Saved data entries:
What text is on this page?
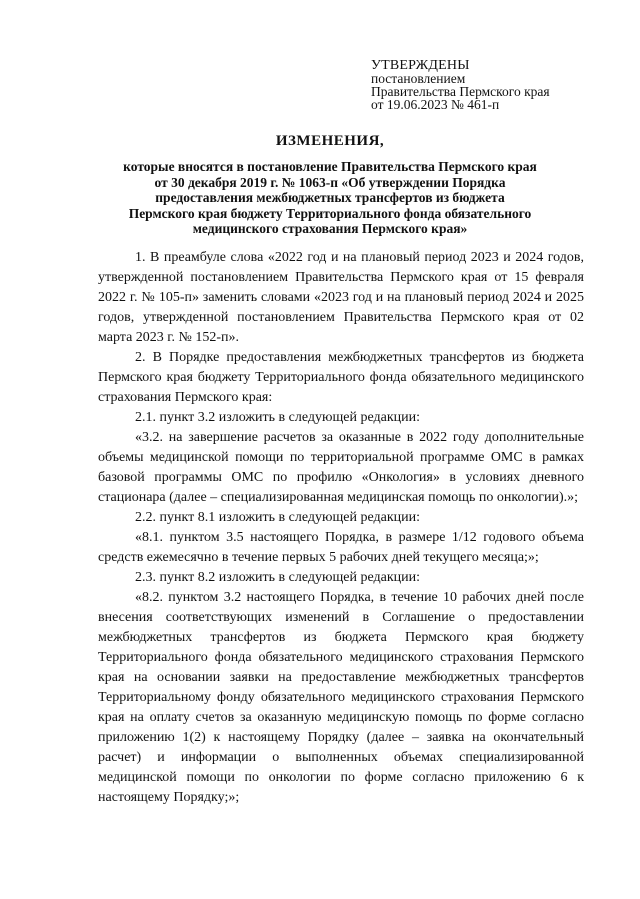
УТВЕРЖДЕНЫ
постановлением
Правительства Пермского края
от 19.06.2023 № 461-п
ИЗМЕНЕНИЯ,
которые вносятся в постановление Правительства Пермского края
от 30 декабря 2019 г. № 1063-п «Об утверждении Порядка
предоставления межбюджетных трансфертов из бюджета
Пермского края бюджету Территориального фонда обязательного
медицинского страхования Пермского края»

1. В преамбуле слова «2022 год и на плановый период 2023 и 2024 годов, утвержденной постановлением Правительства Пермского края от 15 февраля 2022 г. № 105-п» заменить словами «2023 год и на плановый период 2024 и 2025 годов, утвержденной постановлением Правительства Пермского края от 02 марта 2023 г. № 152-п».

2. В Порядке предоставления межбюджетных трансфертов из бюджета Пермского края бюджету Территориального фонда обязательного медицинского страхования Пермского края:

2.1. пункт 3.2 изложить в следующей редакции:

«3.2. на завершение расчетов за оказанные в 2022 году дополнительные объемы медицинской помощи по территориальной программе ОМС в рамках базовой программы ОМС по профилю «Онкология» в условиях дневного стационара (далее – специализированная медицинская помощь по онкологии).»;

2.2. пункт 8.1 изложить в следующей редакции:

«8.1. пунктом 3.5 настоящего Порядка, в размере 1/12 годового объема средств ежемесячно в течение первых 5 рабочих дней текущего месяца;»;

2.3. пункт 8.2 изложить в следующей редакции:

«8.2. пунктом 3.2 настоящего Порядка, в течение 10 рабочих дней после внесения соответствующих изменений в Соглашение о предоставлении межбюджетных трансфертов из бюджета Пермского края бюджету Территориального фонда обязательного медицинского страхования Пермского края на основании заявки на предоставление межбюджетных трансфертов Территориальному фонду обязательного медицинского страхования Пермского края на оплату счетов за оказанную медицинскую помощь по форме согласно приложению 1(2) к настоящему Порядку (далее – заявка на окончательный расчет) и информации о выполненных объемах специализированной медицинской помощи по онкологии по форме согласно приложению 6 к настоящему Порядку;»;
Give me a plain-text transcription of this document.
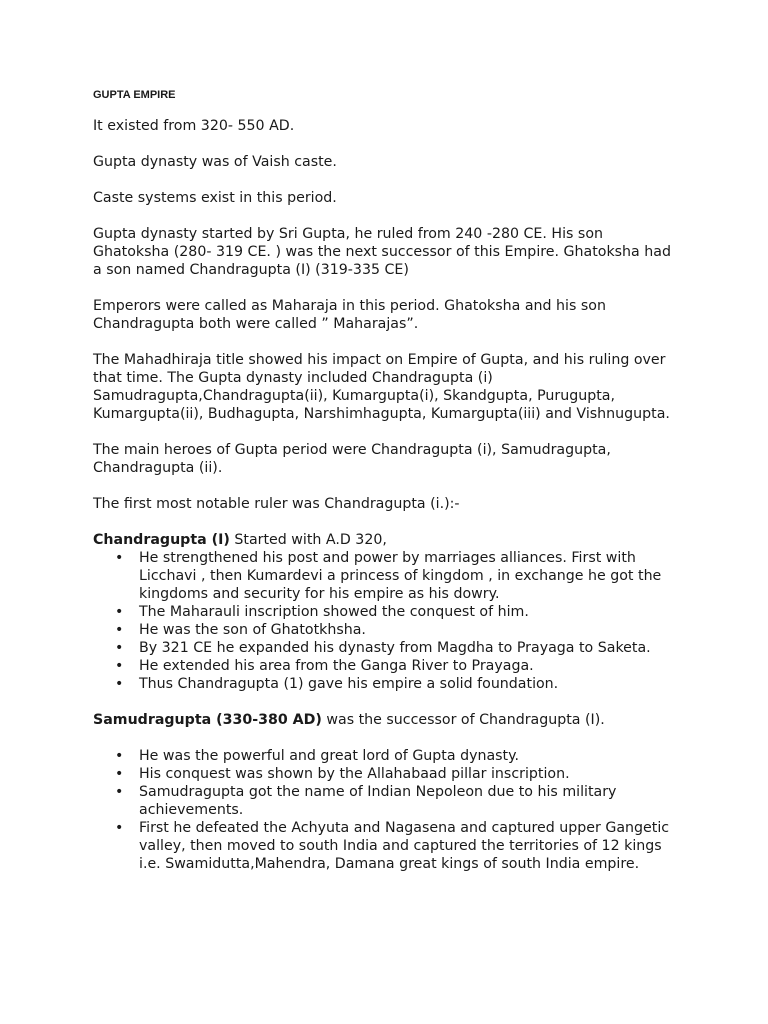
GUPTA EMPIRE

It existed from 320- 550 AD.

Gupta dynasty was of Vaish caste.

Caste systems exist in this period.

Gupta dynasty started by Sri Gupta, he ruled from 240 -280 CE. His son Ghatoksha (280- 319 CE. ) was the next successor of this Empire. Ghatoksha had a son named Chandragupta (I) (319-335 CE)

Emperors were called as Maharaja in this period. Ghatoksha and his son Chandragupta both were called ” Maharajas”.

The Mahadhiraja title showed his impact on Empire of Gupta, and his ruling over that time. The Gupta dynasty included Chandragupta (i) Samudragupta,Chandragupta(ii), Kumargupta(i), Skandgupta, Purugupta, Kumargupta(ii), Budhagupta, Narshimhagupta, Kumargupta(iii) and Vishnugupta.

The main heroes of Gupta period were Chandragupta (i), Samudragupta, Chandragupta (ii).

The first most notable ruler was Chandragupta (i.):-

Chandragupta (I) Started with A.D 320,

• He strengthened his post and power by marriages alliances. First with Licchavi , then Kumardevi a princess of kingdom , in exchange he got the kingdoms and security for his empire as his dowry.
• The Maharauli inscription showed the conquest of him.
• He was the son of Ghatotkhsha.
• By 321 CE he expanded his dynasty from Magdha to Prayaga to Saketa.
• He extended his area from the Ganga River to Prayaga.
• Thus Chandragupta (1) gave his empire a solid foundation.

Samudragupta (330-380 AD) was the successor of Chandragupta (I).

• He was the powerful and great lord of Gupta dynasty.
• His conquest was shown by the Allahabaad pillar inscription.
• Samudragupta got the name of Indian Nepoleon due to his military achievements.
• First he defeated the Achyuta and Nagasena and captured upper Gangetic valley, then moved to south India and captured the territories of 12 kings i.e. Swamidutta,Mahendra, Damana great kings of south India empire.
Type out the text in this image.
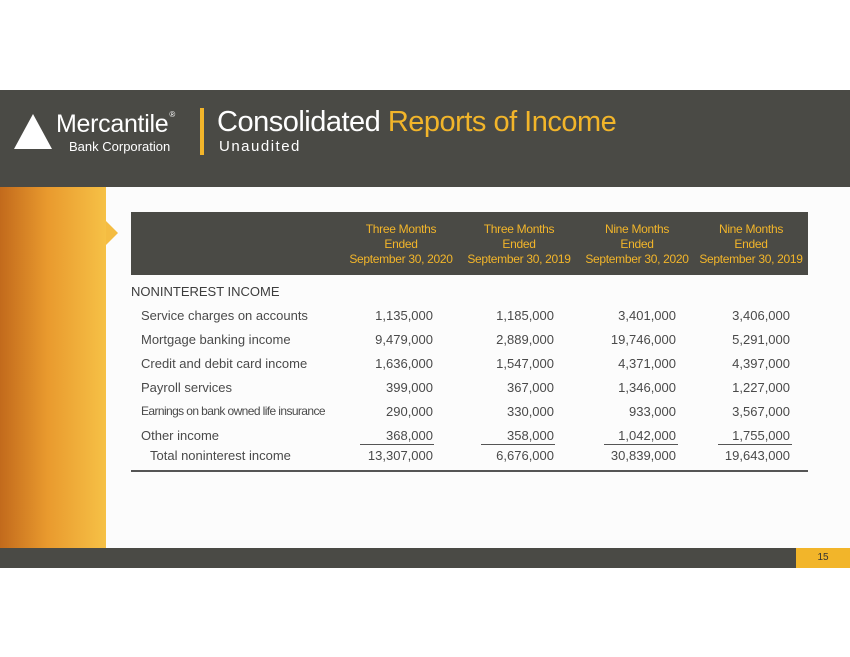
Mercantile®
Bank Corporation
Consolidated Reports of Income
Unaudited
Three Months
Ended
September 30, 2020
Three Months
Ended
September 30, 2019
Nine Months
Ended
September 30, 2020
Nine Months
Ended
September 30, 2019
NONINTEREST INCOME
Service charges on accounts	1,135,000	1,185,000	3,401,000	3,406,000
Mortgage banking income	9,479,000	2,889,000	19,746,000	5,291,000
Credit and debit card income	1,636,000	1,547,000	4,371,000	4,397,000
Payroll services	399,000	367,000	1,346,000	1,227,000
Earnings on bank owned life insurance	290,000	330,000	933,000	3,567,000
Other income	368,000	358,000	1,042,000	1,755,000
Total noninterest income	13,307,000	6,676,000	30,839,000	19,643,000
15
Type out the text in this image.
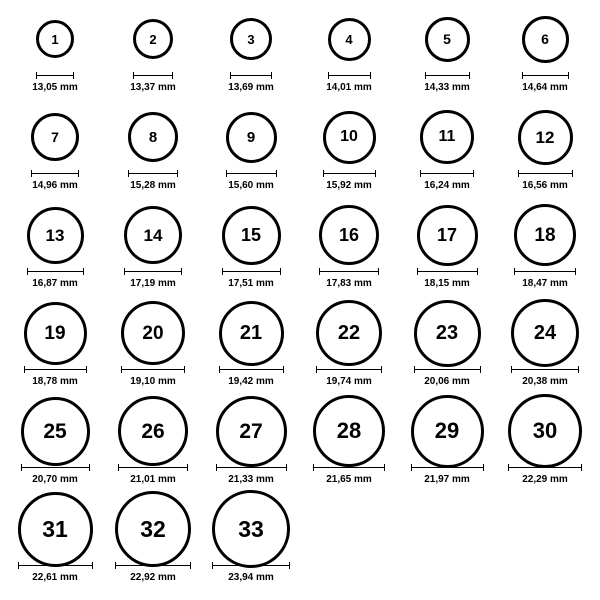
1
13,05 mm
2
13,37 mm
3
13,69 mm
4
14,01 mm
5
14,33 mm
6
14,64 mm
7
14,96 mm
8
15,28 mm
9
15,60 mm
10
15,92 mm
11
16,24 mm
12
16,56 mm
13
16,87 mm
14
17,19 mm
15
17,51 mm
16
17,83 mm
17
18,15 mm
18
18,47 mm
19
18,78 mm
20
19,10 mm
21
19,42 mm
22
19,74 mm
23
20,06 mm
24
20,38 mm
25
20,70 mm
26
21,01 mm
27
21,33 mm
28
21,65 mm
29
21,97 mm
30
22,29 mm
31
22,61 mm
32
22,92 mm
33
23,94 mm
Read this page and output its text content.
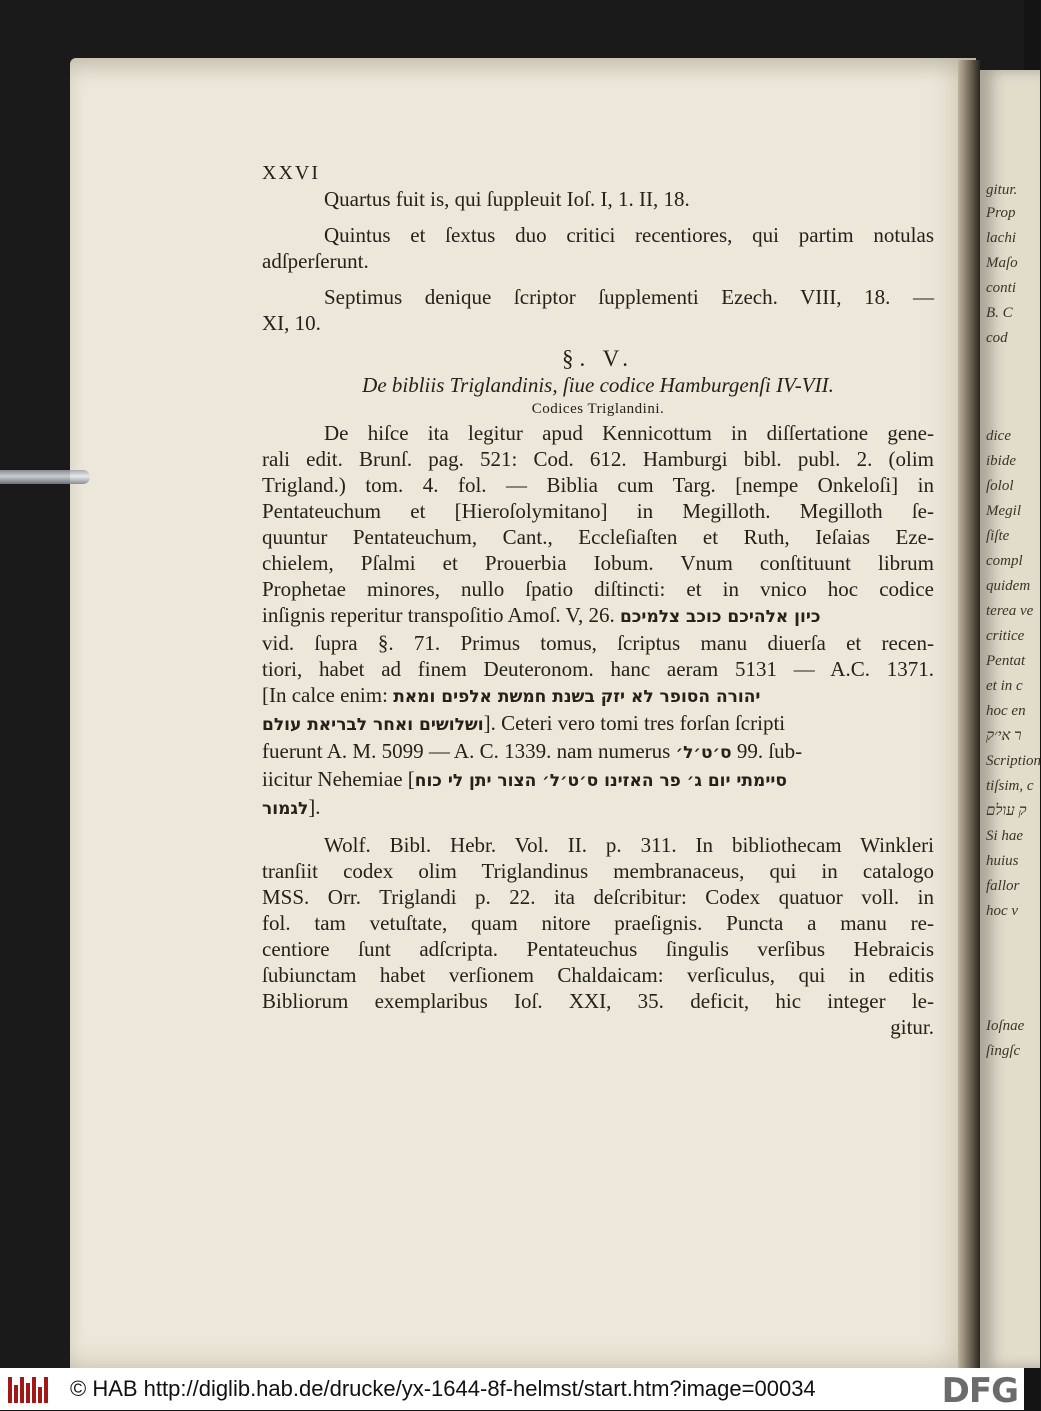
gitur.
Prop
lachi
Maſo
conti
B. C
cod
dice
ibide
ſolol
Megil
ſiſte
compl
quidem
terea ve
critice
Pentat
et in c
hoc en
ר אי׳ק
Scription
tiſsim, c
ק עולם
Si hae
huius
fallor
hoc v
Ioſnae
ſingſc
XXVI
Quartus fuit is, qui ſuppleuit Ioſ. I, 1. II, 18.
Quintus et ſextus duo critici recentiores, qui partim notulas
adſperſerunt.
Septimus denique ſcriptor ſupplementi Ezech. VIII, 18. —
XI, 10.
§. V.
De bibliis Triglandinis, ſiue codice Hamburgenſi IV-VII.
Codices Triglandini.
De hiſce ita legitur apud Kennicottum in diſſertatione gene-
rali edit. Brunſ. pag. 521: Cod. 612. Hamburgi bibl. publ. 2. (olim
Trigland.) tom. 4. fol. — Biblia cum Targ. [nempe Onkeloſi] in
Pentateuchum et [Hieroſolymitano] in Megilloth. Megilloth ſe-
quuntur Pentateuchum, Cant., Eccleſiaſten et Ruth, Ieſaias Eze-
chielem, Pſalmi et Prouerbia Iobum. Vnum conſtituunt librum
Prophetae minores, nullo ſpatio diſtincti: et in vnico hoc codice
inſignis reperitur transpoſitio Amoſ. V, 26. כיון אלהיכם כוכב צלמיכם
vid. ſupra §. 71. Primus tomus, ſcriptus manu diuerſa et recen-
tiori, habet ad finem Deuteronom. hanc aeram 5131 — A.C. 1371.
[In calce enim: יהורה הסופר לא יזק בשנת חמשת אלפים ומאת
ושלושים ואחר לבריאת עולם]. Ceteri vero tomi tres forſan ſcripti
fuerunt A. M. 5099 — A. C. 1339. nam numerus ס׳ט׳ל׳ 99. ſub-
iicitur Nehemiae [סיימתי יום ג׳ פר האזינו ס׳ט׳ל׳ הצור יתן לי כוח
לגמור].
Wolf. Bibl. Hebr. Vol. II. p. 311. In bibliothecam Winkleri
tranſiit codex olim Triglandinus membranaceus, qui in catalogo
MSS. Orr. Triglandi p. 22. ita deſcribitur: Codex quatuor voll. in
fol. tam vetuſtate, quam nitore praeſignis. Puncta a manu re-
centiore ſunt adſcripta. Pentateuchus ſingulis verſibus Hebraicis
ſubiunctam habet verſionem Chaldaicam: verſiculus, qui in editis
Bibliorum exemplaribus Ioſ. XXI, 35. deficit, hic integer le-
gitur.
© HAB http://diglib.hab.de/drucke/yx-1644-8f-helmst/start.htm?image=00034	DFG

#### [Work to complete]
Write out the records above exactly as they appear, leaving out any pictures.

#### [Correct output]
What text is on this page?
УТВЕРЖДЕНЫ
постановлением
Правительства Пермского края
от 19.06.2023 № 461-п
ИЗМЕНЕНИЯ,
которые вносятся в постановление Правительства Пермского края
от 30 декабря 2019 г. № 1063-п «Об утверждении Порядка
предоставления межбюджетных трансфертов из бюджета
Пермского края бюджету Территориального фонда обязательного
медицинского страхования Пермского края»

1. В преамбуле слова «2022 год и на плановый период 2023 и 2024 годов, утвержденной постановлением Правительства Пермского края от 15 февраля 2022 г. № 105-п» заменить словами «2023 год и на плановый период 2024 и 2025 годов, утвержденной постановлением Правительства Пермского края от 02 марта 2023 г. № 152-п».

2. В Порядке предоставления межбюджетных трансфертов из бюджета Пермского края бюджету Территориального фонда обязательного медицинского страхования Пермского края:

2.1. пункт 3.2 изложить в следующей редакции:

«3.2. на завершение расчетов за оказанные в 2022 году дополнительные объемы медицинской помощи по территориальной программе ОМС в рамках базовой программы ОМС по профилю «Онкология» в условиях дневного стационара (далее – специализированная медицинская помощь по онкологии).»;

2.2. пункт 8.1 изложить в следующей редакции:

«8.1. пунктом 3.5 настоящего Порядка, в размере 1/12 годового объема средств ежемесячно в течение первых 5 рабочих дней текущего месяца;»;

2.3. пункт 8.2 изложить в следующей редакции:

«8.2. пунктом 3.2 настоящего Порядка, в течение 10 рабочих дней после внесения соответствующих изменений в Соглашение о предоставлении межбюджетных трансфертов из бюджета Пермского края бюджету Территориального фонда обязательного медицинского страхования Пермского края на основании заявки на предоставление межбюджетных трансфертов Территориальному фонду обязательного медицинского страхования Пермского края на оплату счетов за оказанную медицинскую помощь по форме согласно приложению 1(2) к настоящему Порядку (далее – заявка на окончательный расчет) и информации о выполненных объемах специализированной медицинской помощи по онкологии по форме согласно приложению 6 к настоящему Порядку;»;
Give me a plain-text transcription of this document.
GUPTA EMPIRE

It existed from 320- 550 AD.

Gupta dynasty was of Vaish caste.

Caste systems exist in this period.

Gupta dynasty started by Sri Gupta, he ruled from 240 -280 CE. His son Ghatoksha (280- 319 CE. ) was the next successor of this Empire. Ghatoksha had a son named Chandragupta (I) (319-335 CE)

Emperors were called as Maharaja in this period. Ghatoksha and his son Chandragupta both were called ” Maharajas”.

The Mahadhiraja title showed his impact on Empire of Gupta, and his ruling over that time. The Gupta dynasty included Chandragupta (i) Samudragupta,Chandragupta(ii), Kumargupta(i), Skandgupta, Purugupta, Kumargupta(ii), Budhagupta, Narshimhagupta, Kumargupta(iii) and Vishnugupta.

The main heroes of Gupta period were Chandragupta (i), Samudragupta, Chandragupta (ii).

The first most notable ruler was Chandragupta (i.):-

Chandragupta (I) Started with A.D 320,

• He strengthened his post and power by marriages alliances. First with Licchavi , then Kumardevi a princess of kingdom , in exchange he got the kingdoms and security for his empire as his dowry.
• The Maharauli inscription showed the conquest of him.
• He was the son of Ghatotkhsha.
• By 321 CE he expanded his dynasty from Magdha to Prayaga to Saketa.
• He extended his area from the Ganga River to Prayaga.
• Thus Chandragupta (1) gave his empire a solid foundation.

Samudragupta (330-380 AD) was the successor of Chandragupta (I).

• He was the powerful and great lord of Gupta dynasty.
• His conquest was shown by the Allahabaad pillar inscription.
• Samudragupta got the name of Indian Nepoleon due to his military achievements.
• First he defeated the Achyuta and Nagasena and captured upper Gangetic valley, then moved to south India and captured the territories of 12 kings i.e. Swamidutta,Mahendra, Damana great kings of south India empire.
Type out the text in this image.
Mercantile®
Bank Corporation
Consolidated Reports of Income
Unaudited
Three Months
Ended
September 30, 2020
Three Months
Ended
September 30, 2019
Nine Months
Ended
September 30, 2020
Nine Months
Ended
September 30, 2019
NONINTEREST INCOME
Service charges on accounts	1,135,000	1,185,000	3,401,000	3,406,000
Mortgage banking income	9,479,000	2,889,000	19,746,000	5,291,000
Credit and debit card income	1,636,000	1,547,000	4,371,000	4,397,000
Payroll services	399,000	367,000	1,346,000	1,227,000
Earnings on bank owned life insurance	290,000	330,000	933,000	3,567,000
Other income	368,000	358,000	1,042,000	1,755,000
Total noninterest income	13,307,000	6,676,000	30,839,000	19,643,000
15
Type out the text in this image.
1
13,05 mm
2
13,37 mm
3
13,69 mm
4
14,01 mm
5
14,33 mm
6
14,64 mm
7
14,96 mm
8
15,28 mm
9
15,60 mm
10
15,92 mm
11
16,24 mm
12
16,56 mm
13
16,87 mm
14
17,19 mm
15
17,51 mm
16
17,83 mm
17
18,15 mm
18
18,47 mm
19
18,78 mm
20
19,10 mm
21
19,42 mm
22
19,74 mm
23
20,06 mm
24
20,38 mm
25
20,70 mm
26
21,01 mm
27
21,33 mm
28
21,65 mm
29
21,97 mm
30
22,29 mm
31
22,61 mm
32
22,92 mm
33
23,94 mm
Read this page and output its text content.
gitur.
Prop
lachi
Maſo
conti
B. C
cod
dice
ibide
ſolol
Megil
ſiſte
compl
quidem
terea ve
critice
Pentat
et in c
hoc en
ר אי׳ק
Scription
tiſsim, c
ק עולם
Si hae
huius
fallor
hoc v
Ioſnae
ſingſc
XXVI
Quartus fuit is, qui ſuppleuit Ioſ. I, 1. II, 18.
Quintus et ſextus duo critici recentiores, qui partim notulas
adſperſerunt.
Septimus denique ſcriptor ſupplementi Ezech. VIII, 18. —
XI, 10.
§. V.
De bibliis Triglandinis, ſiue codice Hamburgenſi IV-VII.
Codices Triglandini.
De hiſce ita legitur apud Kennicottum in diſſertatione gene-
rali edit. Brunſ. pag. 521: Cod. 612. Hamburgi bibl. publ. 2. (olim
Trigland.) tom. 4. fol. — Biblia cum Targ. [nempe Onkeloſi] in
Pentateuchum et [Hieroſolymitano] in Megilloth. Megilloth ſe-
quuntur Pentateuchum, Cant., Eccleſiaſten et Ruth, Ieſaias Eze-
chielem, Pſalmi et Prouerbia Iobum. Vnum conſtituunt librum
Prophetae minores, nullo ſpatio diſtincti: et in vnico hoc codice
inſignis reperitur transpoſitio Amoſ. V, 26. כיון אלהיכם כוכב צלמיכם
vid. ſupra §. 71. Primus tomus, ſcriptus manu diuerſa et recen-
tiori, habet ad finem Deuteronom. hanc aeram 5131 — A.C. 1371.
[In calce enim: יהורה הסופר לא יזק בשנת חמשת אלפים ומאת
ושלושים ואחר לבריאת עולם]. Ceteri vero tomi tres forſan ſcripti
fuerunt A. M. 5099 — A. C. 1339. nam numerus ס׳ט׳ל׳ 99. ſub-
iicitur Nehemiae [סיימתי יום ג׳ פר האזינו ס׳ט׳ל׳ הצור יתן לי כוח
לגמור].
Wolf. Bibl. Hebr. Vol. II. p. 311. In bibliothecam Winkleri
tranſiit codex olim Triglandinus membranaceus, qui in catalogo
MSS. Orr. Triglandi p. 22. ita deſcribitur: Codex quatuor voll. in
fol. tam vetuſtate, quam nitore praeſignis. Puncta a manu re-
centiore ſunt adſcripta. Pentateuchus ſingulis verſibus Hebraicis
ſubiunctam habet verſionem Chaldaicam: verſiculus, qui in editis
Bibliorum exemplaribus Ioſ. XXI, 35. deficit, hic integer le-
gitur.
© HAB http://diglib.hab.de/drucke/yx-1644-8f-helmst/start.htm?image=00034	DFG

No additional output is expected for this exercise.